Data extracts:
——————

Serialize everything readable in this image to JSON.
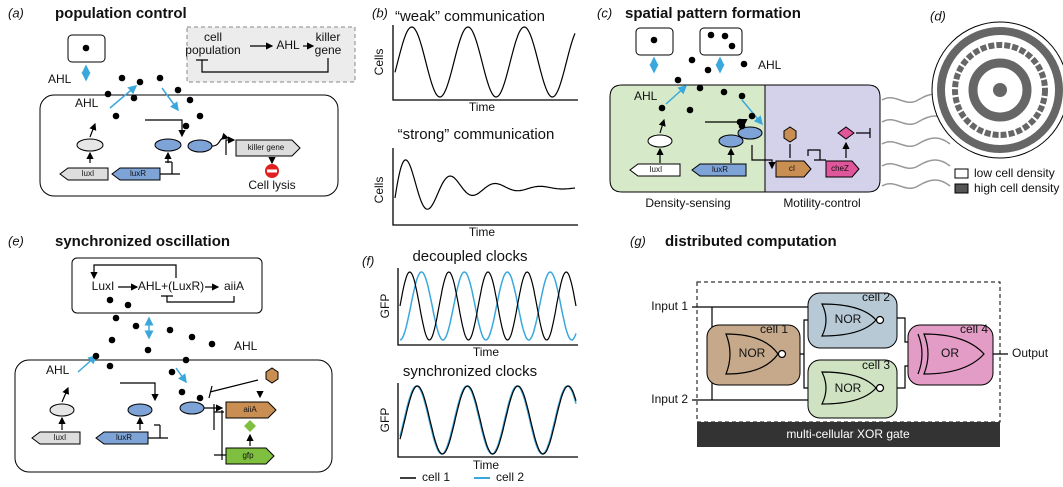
{
  "panel_a": {
    "label": "(a)",
    "title": "population control",
    "circuit": [
      "cell",
      "population",
      "AHL",
      "killer",
      "gene"
    ],
    "ahl_outside": "AHL",
    "ahl_inside": "AHL",
    "genes": [
      "luxI",
      "luxR",
      "killer  gene"
    ],
    "outcome": "Cell lysis"
  },
  "panel_b": {
    "label": "(b)",
    "top": {
      "title": "“weak” communication",
      "ylabel": "Cells",
      "xlabel": "Time"
    },
    "bottom": {
      "title": "“strong” communication",
      "ylabel": "Cells",
      "xlabel": "Time"
    }
  },
  "panel_c": {
    "label": "(c)",
    "title": "spatial pattern formation",
    "ahl_outside": "AHL",
    "ahl_inside": "AHL",
    "genes": [
      "luxI",
      "luxR",
      "cI",
      "cheZ"
    ],
    "region_labels": [
      "Density-sensing",
      "Motility-control"
    ]
  },
  "panel_d": {
    "label": "(d)",
    "legend": [
      "low cell density",
      "high cell density"
    ]
  },
  "panel_e": {
    "label": "(e)",
    "title": "synchronized oscillation",
    "circuit": [
      "LuxI",
      "AHL+(LuxR)",
      "aiiA"
    ],
    "ahl_outside": "AHL",
    "ahl_inside": "AHL",
    "genes": [
      "luxI",
      "luxR",
      "aiiA",
      "gfp"
    ]
  },
  "panel_f": {
    "label": "(f)",
    "top": {
      "title": "decoupled clocks",
      "ylabel": "GFP",
      "xlabel": "Time"
    },
    "bottom": {
      "title": "synchronized clocks",
      "ylabel": "GFP",
      "xlabel": "Time"
    },
    "legend": [
      "cell 1",
      "cell 2"
    ]
  },
  "panel_g": {
    "label": "(g)",
    "title": "distributed computation",
    "inputs": [
      "Input 1",
      "Input 2"
    ],
    "cells": [
      {
        "name": "cell 1",
        "gate": "NOR"
      },
      {
        "name": "cell 2",
        "gate": "NOR"
      },
      {
        "name": "cell 3",
        "gate": "NOR"
      },
      {
        "name": "cell 4",
        "gate": "OR"
      }
    ],
    "output": "Output",
    "footer": "multi-cellular XOR gate"
  }
}
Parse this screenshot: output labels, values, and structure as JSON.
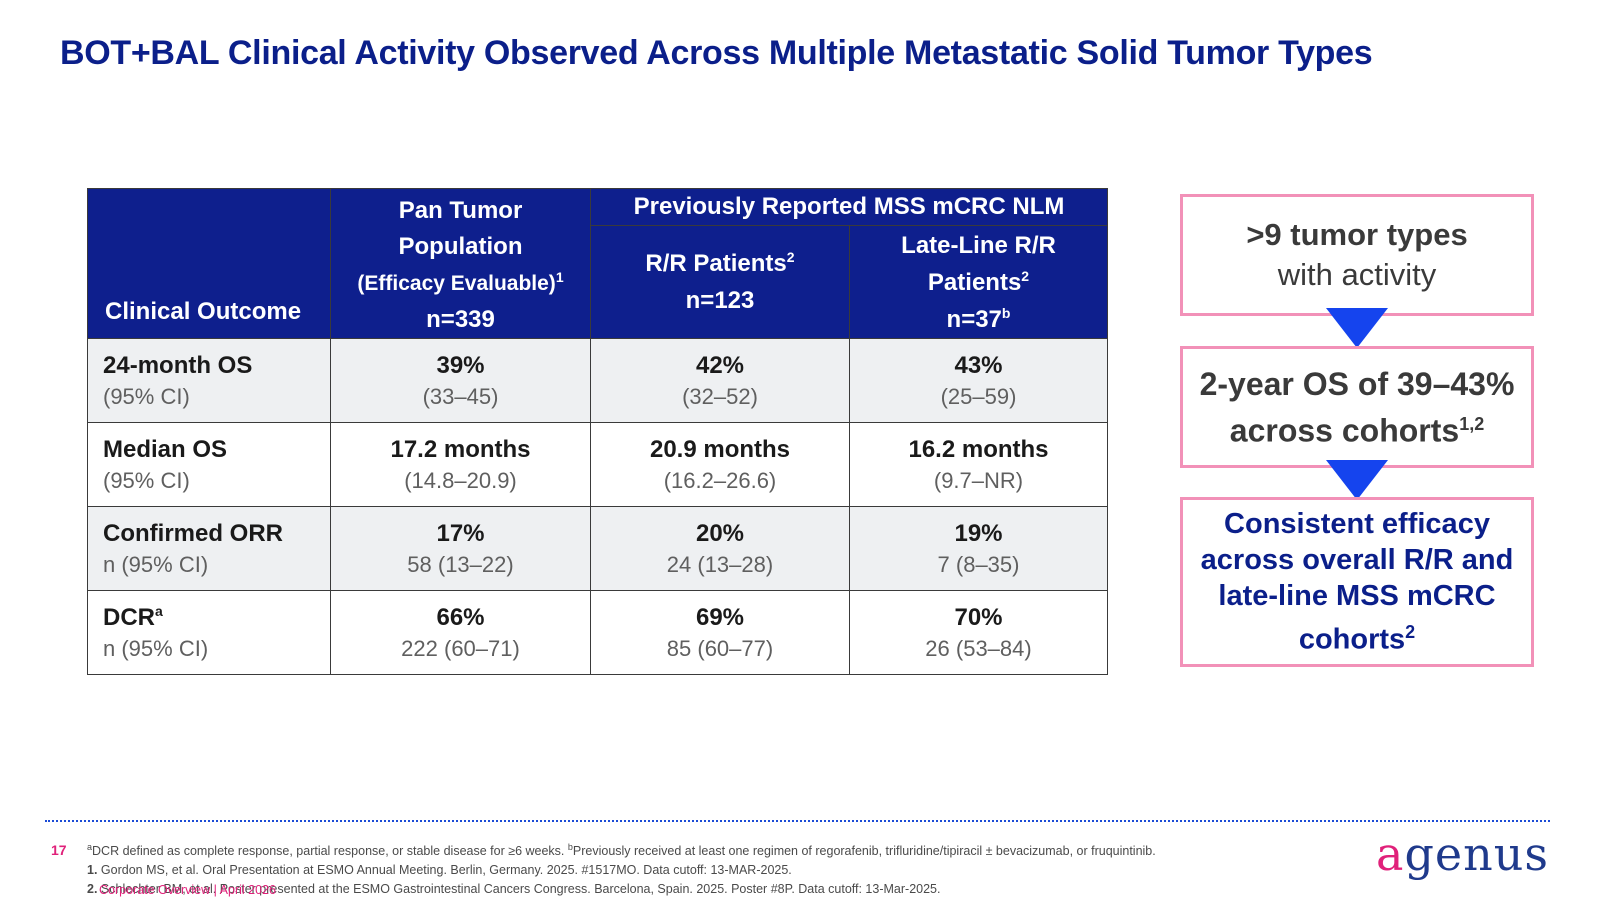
{
  "title": "BOT+BAL Clinical Activity Observed Across Multiple Metastatic Solid Tumor Types",
  "table": {
    "header": {
      "outcome": "Clinical Outcome",
      "pan_tumor": {
        "line1": "Pan Tumor",
        "line2": "Population",
        "line3": "(Efficacy Evaluable)",
        "line3_sup": "1",
        "n": "n=339"
      },
      "group": "Previously Reported MSS mCRC NLM",
      "rr": {
        "line1": "R/R Patients",
        "line1_sup": "2",
        "n": "n=123"
      },
      "late": {
        "line1": "Late-Line R/R",
        "line2": "Patients",
        "line2_sup": "2",
        "n": "n=37",
        "n_sup": "b"
      }
    },
    "rows": [
      {
        "label": "24-month OS",
        "sublabel": "(95% CI)",
        "label_sup": "",
        "pan": {
          "main": "39%",
          "ci": "(33–45)"
        },
        "rr": {
          "main": "42%",
          "ci": "(32–52)"
        },
        "late": {
          "main": "43%",
          "ci": "(25–59)"
        }
      },
      {
        "label": "Median OS",
        "sublabel": "(95% CI)",
        "label_sup": "",
        "pan": {
          "main": "17.2 months",
          "ci": "(14.8–20.9)"
        },
        "rr": {
          "main": "20.9 months",
          "ci": "(16.2–26.6)"
        },
        "late": {
          "main": "16.2 months",
          "ci": "(9.7–NR)"
        }
      },
      {
        "label": "Confirmed ORR",
        "sublabel": "n (95% CI)",
        "label_sup": "",
        "pan": {
          "main": "17%",
          "ci": "58 (13–22)"
        },
        "rr": {
          "main": "20%",
          "ci": "24 (13–28)"
        },
        "late": {
          "main": "19%",
          "ci": "7 (8–35)"
        }
      },
      {
        "label": "DCR",
        "sublabel": "n (95% CI)",
        "label_sup": "a",
        "pan": {
          "main": "66%",
          "ci": "222 (60–71)"
        },
        "rr": {
          "main": "69%",
          "ci": "85 (60–77)"
        },
        "late": {
          "main": "70%",
          "ci": "26 (53–84)"
        }
      }
    ]
  },
  "callouts": {
    "first": {
      "line1": ">9 tumor types",
      "line2": "with activity"
    },
    "second": {
      "line1": "2-year OS of 39–43%",
      "line2": "across cohorts",
      "line2_sup": "1,2"
    },
    "third": {
      "text": "Consistent efficacy across overall R/R and late-line MSS mCRC cohorts",
      "sup": "2"
    }
  },
  "footer": {
    "page_number": "17",
    "note_a_sup": "a",
    "note_a": "DCR defined as complete response, partial response, or stable disease for ≥6 weeks. ",
    "note_b_sup": "b",
    "note_b": "Previously received at least one regimen of regorafenib, trifluridine/tipiracil ± bevacizumab, or fruquintinib.",
    "ref1_num": "1.",
    "ref1": " Gordon MS, et al. Oral Presentation at ESMO Annual Meeting. Berlin, Germany. 2025. #1517MO. Data cutoff: 13-MAR-2025.",
    "ref2_num": "2.",
    "ref2": " Schlechter BM, et al. Poster presented at the ESMO Gastrointestinal Cancers Congress. Barcelona, Spain. 2025. Poster #8P. Data cutoff: 13-Mar-2025.",
    "corporate": "Corporate Overview | April 2026",
    "logo_first": "a",
    "logo_rest": "genus"
  },
  "colors": {
    "brand_blue": "#0b1f8a",
    "header_fill": "#0e1f8d",
    "callout_border": "#f291b8",
    "arrow": "#1544ee",
    "accent_pink": "#e0217a"
  }
}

——————

Task to complete: Transcribe the listing above exactly, leaving every picture out.

Your solution:
Serialize everything readable in this image to JSON.
{
  "panel_a": {
    "label": "(a)",
    "title": "population control",
    "circuit": [
      "cell",
      "population",
      "AHL",
      "killer",
      "gene"
    ],
    "ahl_outside": "AHL",
    "ahl_inside": "AHL",
    "genes": [
      "luxI",
      "luxR",
      "killer  gene"
    ],
    "outcome": "Cell lysis"
  },
  "panel_b": {
    "label": "(b)",
    "top": {
      "title": "“weak” communication",
      "ylabel": "Cells",
      "xlabel": "Time"
    },
    "bottom": {
      "title": "“strong” communication",
      "ylabel": "Cells",
      "xlabel": "Time"
    }
  },
  "panel_c": {
    "label": "(c)",
    "title": "spatial pattern formation",
    "ahl_outside": "AHL",
    "ahl_inside": "AHL",
    "genes": [
      "luxI",
      "luxR",
      "cI",
      "cheZ"
    ],
    "region_labels": [
      "Density-sensing",
      "Motility-control"
    ]
  },
  "panel_d": {
    "label": "(d)",
    "legend": [
      "low cell density",
      "high cell density"
    ]
  },
  "panel_e": {
    "label": "(e)",
    "title": "synchronized oscillation",
    "circuit": [
      "LuxI",
      "AHL+(LuxR)",
      "aiiA"
    ],
    "ahl_outside": "AHL",
    "ahl_inside": "AHL",
    "genes": [
      "luxI",
      "luxR",
      "aiiA",
      "gfp"
    ]
  },
  "panel_f": {
    "label": "(f)",
    "top": {
      "title": "decoupled clocks",
      "ylabel": "GFP",
      "xlabel": "Time"
    },
    "bottom": {
      "title": "synchronized clocks",
      "ylabel": "GFP",
      "xlabel": "Time"
    },
    "legend": [
      "cell 1",
      "cell 2"
    ]
  },
  "panel_g": {
    "label": "(g)",
    "title": "distributed computation",
    "inputs": [
      "Input 1",
      "Input 2"
    ],
    "cells": [
      {
        "name": "cell 1",
        "gate": "NOR"
      },
      {
        "name": "cell 2",
        "gate": "NOR"
      },
      {
        "name": "cell 3",
        "gate": "NOR"
      },
      {
        "name": "cell 4",
        "gate": "OR"
      }
    ],
    "output": "Output",
    "footer": "multi-cellular XOR gate"
  }
}
Parse this screenshot: output labels, values, and structure as JSON.
{
  "title": "BOT+BAL Clinical Activity Observed Across Multiple Metastatic Solid Tumor Types",
  "table": {
    "header": {
      "outcome": "Clinical Outcome",
      "pan_tumor": {
        "line1": "Pan Tumor",
        "line2": "Population",
        "line3": "(Efficacy Evaluable)",
        "line3_sup": "1",
        "n": "n=339"
      },
      "group": "Previously Reported MSS mCRC NLM",
      "rr": {
        "line1": "R/R Patients",
        "line1_sup": "2",
        "n": "n=123"
      },
      "late": {
        "line1": "Late-Line R/R",
        "line2": "Patients",
        "line2_sup": "2",
        "n": "n=37",
        "n_sup": "b"
      }
    },
    "rows": [
      {
        "label": "24-month OS",
        "sublabel": "(95% CI)",
        "label_sup": "",
        "pan": {
          "main": "39%",
          "ci": "(33–45)"
        },
        "rr": {
          "main": "42%",
          "ci": "(32–52)"
        },
        "late": {
          "main": "43%",
          "ci": "(25–59)"
        }
      },
      {
        "label": "Median OS",
        "sublabel": "(95% CI)",
        "label_sup": "",
        "pan": {
          "main": "17.2 months",
          "ci": "(14.8–20.9)"
        },
        "rr": {
          "main": "20.9 months",
          "ci": "(16.2–26.6)"
        },
        "late": {
          "main": "16.2 months",
          "ci": "(9.7–NR)"
        }
      },
      {
        "label": "Confirmed ORR",
        "sublabel": "n (95% CI)",
        "label_sup": "",
        "pan": {
          "main": "17%",
          "ci": "58 (13–22)"
        },
        "rr": {
          "main": "20%",
          "ci": "24 (13–28)"
        },
        "late": {
          "main": "19%",
          "ci": "7 (8–35)"
        }
      },
      {
        "label": "DCR",
        "sublabel": "n (95% CI)",
        "label_sup": "a",
        "pan": {
          "main": "66%",
          "ci": "222 (60–71)"
        },
        "rr": {
          "main": "69%",
          "ci": "85 (60–77)"
        },
        "late": {
          "main": "70%",
          "ci": "26 (53–84)"
        }
      }
    ]
  },
  "callouts": {
    "first": {
      "line1": ">9 tumor types",
      "line2": "with activity"
    },
    "second": {
      "line1": "2-year OS of 39–43%",
      "line2": "across cohorts",
      "line2_sup": "1,2"
    },
    "third": {
      "text": "Consistent efficacy across overall R/R and late-line MSS mCRC cohorts",
      "sup": "2"
    }
  },
  "footer": {
    "page_number": "17",
    "note_a_sup": "a",
    "note_a": "DCR defined as complete response, partial response, or stable disease for ≥6 weeks. ",
    "note_b_sup": "b",
    "note_b": "Previously received at least one regimen of regorafenib, trifluridine/tipiracil ± bevacizumab, or fruquintinib.",
    "ref1_num": "1.",
    "ref1": " Gordon MS, et al. Oral Presentation at ESMO Annual Meeting. Berlin, Germany. 2025. #1517MO. Data cutoff: 13-MAR-2025.",
    "ref2_num": "2.",
    "ref2": " Schlechter BM, et al. Poster presented at the ESMO Gastrointestinal Cancers Congress. Barcelona, Spain. 2025. Poster #8P. Data cutoff: 13-Mar-2025.",
    "corporate": "Corporate Overview | April 2026",
    "logo_first": "a",
    "logo_rest": "genus"
  },
  "colors": {
    "brand_blue": "#0b1f8a",
    "header_fill": "#0e1f8d",
    "callout_border": "#f291b8",
    "arrow": "#1544ee",
    "accent_pink": "#e0217a"
  }
}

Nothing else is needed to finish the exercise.